Data records:
# # # #

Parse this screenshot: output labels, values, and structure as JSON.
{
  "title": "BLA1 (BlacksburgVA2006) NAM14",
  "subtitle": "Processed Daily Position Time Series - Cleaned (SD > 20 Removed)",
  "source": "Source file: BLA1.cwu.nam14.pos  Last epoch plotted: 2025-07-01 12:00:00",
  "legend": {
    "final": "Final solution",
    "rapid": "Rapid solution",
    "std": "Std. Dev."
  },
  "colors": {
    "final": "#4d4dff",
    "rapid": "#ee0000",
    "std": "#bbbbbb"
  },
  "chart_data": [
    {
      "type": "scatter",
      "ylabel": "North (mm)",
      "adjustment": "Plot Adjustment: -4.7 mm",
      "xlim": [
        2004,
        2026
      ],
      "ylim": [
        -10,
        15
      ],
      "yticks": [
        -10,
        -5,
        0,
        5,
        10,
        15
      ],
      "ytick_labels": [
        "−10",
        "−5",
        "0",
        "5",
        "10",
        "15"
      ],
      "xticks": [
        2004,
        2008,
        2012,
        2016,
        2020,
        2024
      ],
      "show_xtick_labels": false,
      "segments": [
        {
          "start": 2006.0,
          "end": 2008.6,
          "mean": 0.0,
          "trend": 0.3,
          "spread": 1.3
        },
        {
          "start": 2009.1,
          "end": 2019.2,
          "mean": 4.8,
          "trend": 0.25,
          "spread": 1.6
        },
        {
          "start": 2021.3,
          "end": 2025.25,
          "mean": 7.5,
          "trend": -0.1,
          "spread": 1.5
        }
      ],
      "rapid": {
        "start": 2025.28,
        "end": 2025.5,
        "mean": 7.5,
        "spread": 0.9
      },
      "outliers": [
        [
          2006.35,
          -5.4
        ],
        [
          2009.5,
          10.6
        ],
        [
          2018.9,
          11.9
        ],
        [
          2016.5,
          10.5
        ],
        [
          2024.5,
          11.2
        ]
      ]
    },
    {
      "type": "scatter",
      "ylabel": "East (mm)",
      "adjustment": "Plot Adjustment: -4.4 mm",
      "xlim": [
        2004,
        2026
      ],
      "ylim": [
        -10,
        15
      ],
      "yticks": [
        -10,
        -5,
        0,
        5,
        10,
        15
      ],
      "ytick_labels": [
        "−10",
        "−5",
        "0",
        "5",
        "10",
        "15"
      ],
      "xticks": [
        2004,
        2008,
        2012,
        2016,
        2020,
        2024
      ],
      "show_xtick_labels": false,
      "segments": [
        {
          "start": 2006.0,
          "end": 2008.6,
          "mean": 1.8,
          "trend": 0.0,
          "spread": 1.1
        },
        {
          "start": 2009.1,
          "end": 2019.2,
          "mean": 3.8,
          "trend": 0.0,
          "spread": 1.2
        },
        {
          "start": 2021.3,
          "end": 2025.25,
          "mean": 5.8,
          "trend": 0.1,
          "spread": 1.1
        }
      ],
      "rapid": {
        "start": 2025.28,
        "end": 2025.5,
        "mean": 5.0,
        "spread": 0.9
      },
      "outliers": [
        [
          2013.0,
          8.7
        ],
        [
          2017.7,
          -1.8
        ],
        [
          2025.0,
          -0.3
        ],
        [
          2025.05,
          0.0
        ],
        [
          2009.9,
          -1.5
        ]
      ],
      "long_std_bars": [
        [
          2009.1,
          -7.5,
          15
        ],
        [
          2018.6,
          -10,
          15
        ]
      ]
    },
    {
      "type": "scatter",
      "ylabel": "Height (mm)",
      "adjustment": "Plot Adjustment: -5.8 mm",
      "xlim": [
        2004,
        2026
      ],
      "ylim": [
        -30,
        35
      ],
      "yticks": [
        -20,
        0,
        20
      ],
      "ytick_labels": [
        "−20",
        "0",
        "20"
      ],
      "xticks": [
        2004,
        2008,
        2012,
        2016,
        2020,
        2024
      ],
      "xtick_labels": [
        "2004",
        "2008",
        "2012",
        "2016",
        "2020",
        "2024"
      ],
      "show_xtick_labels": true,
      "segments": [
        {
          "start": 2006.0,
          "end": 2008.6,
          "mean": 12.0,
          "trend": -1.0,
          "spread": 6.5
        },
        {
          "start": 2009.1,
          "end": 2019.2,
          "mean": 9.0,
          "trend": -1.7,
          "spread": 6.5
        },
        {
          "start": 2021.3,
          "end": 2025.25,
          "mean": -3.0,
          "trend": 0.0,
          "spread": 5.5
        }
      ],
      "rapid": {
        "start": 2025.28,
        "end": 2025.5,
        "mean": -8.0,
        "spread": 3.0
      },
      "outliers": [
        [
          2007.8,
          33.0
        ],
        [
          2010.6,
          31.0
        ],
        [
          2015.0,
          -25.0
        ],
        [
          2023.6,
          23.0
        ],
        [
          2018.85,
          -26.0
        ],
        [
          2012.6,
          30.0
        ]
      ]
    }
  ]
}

# # # #

> What is required: Pick out, from the lines above, every one that contains the string "ylabel".

> Complete output:
      "ylabel": "North (mm)",
      "ylabel": "East (mm)",
      "ylabel": "Height (mm)",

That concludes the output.